(What to work on):
Copy out every line of the records where the string "correlators" occurs.

Data records:
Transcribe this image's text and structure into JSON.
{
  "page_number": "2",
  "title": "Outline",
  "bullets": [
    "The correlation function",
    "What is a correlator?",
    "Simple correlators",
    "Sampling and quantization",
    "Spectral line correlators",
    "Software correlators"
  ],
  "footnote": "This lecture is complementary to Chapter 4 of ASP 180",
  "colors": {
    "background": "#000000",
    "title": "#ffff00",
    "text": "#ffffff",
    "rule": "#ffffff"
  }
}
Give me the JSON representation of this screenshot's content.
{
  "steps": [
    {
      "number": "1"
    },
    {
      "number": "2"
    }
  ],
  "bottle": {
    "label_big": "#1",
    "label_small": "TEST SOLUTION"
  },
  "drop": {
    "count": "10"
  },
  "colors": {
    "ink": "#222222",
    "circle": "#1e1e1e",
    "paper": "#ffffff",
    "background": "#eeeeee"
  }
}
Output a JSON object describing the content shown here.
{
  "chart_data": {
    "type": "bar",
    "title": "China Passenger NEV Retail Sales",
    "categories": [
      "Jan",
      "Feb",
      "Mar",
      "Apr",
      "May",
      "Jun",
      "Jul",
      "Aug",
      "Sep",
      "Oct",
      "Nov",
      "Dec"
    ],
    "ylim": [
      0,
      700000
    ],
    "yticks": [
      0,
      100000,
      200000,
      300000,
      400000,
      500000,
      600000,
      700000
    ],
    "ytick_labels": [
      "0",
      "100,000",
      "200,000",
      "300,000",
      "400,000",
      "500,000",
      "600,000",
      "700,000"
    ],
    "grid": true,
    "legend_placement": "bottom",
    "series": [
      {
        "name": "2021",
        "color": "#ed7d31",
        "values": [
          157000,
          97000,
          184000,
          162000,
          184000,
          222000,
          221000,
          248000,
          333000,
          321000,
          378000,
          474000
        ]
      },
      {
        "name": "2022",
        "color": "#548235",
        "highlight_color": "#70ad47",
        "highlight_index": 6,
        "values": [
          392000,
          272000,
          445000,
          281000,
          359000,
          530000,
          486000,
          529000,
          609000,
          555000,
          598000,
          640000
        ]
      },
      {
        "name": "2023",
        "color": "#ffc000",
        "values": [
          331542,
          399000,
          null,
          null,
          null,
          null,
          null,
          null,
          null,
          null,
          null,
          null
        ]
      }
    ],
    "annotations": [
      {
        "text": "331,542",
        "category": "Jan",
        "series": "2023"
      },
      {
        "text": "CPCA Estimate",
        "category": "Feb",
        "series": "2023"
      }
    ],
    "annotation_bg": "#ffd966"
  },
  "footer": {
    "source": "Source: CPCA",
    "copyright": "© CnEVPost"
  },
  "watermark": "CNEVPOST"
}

(Result):
    "Simple correlators",
    "Spectral line correlators",
    "Software correlators"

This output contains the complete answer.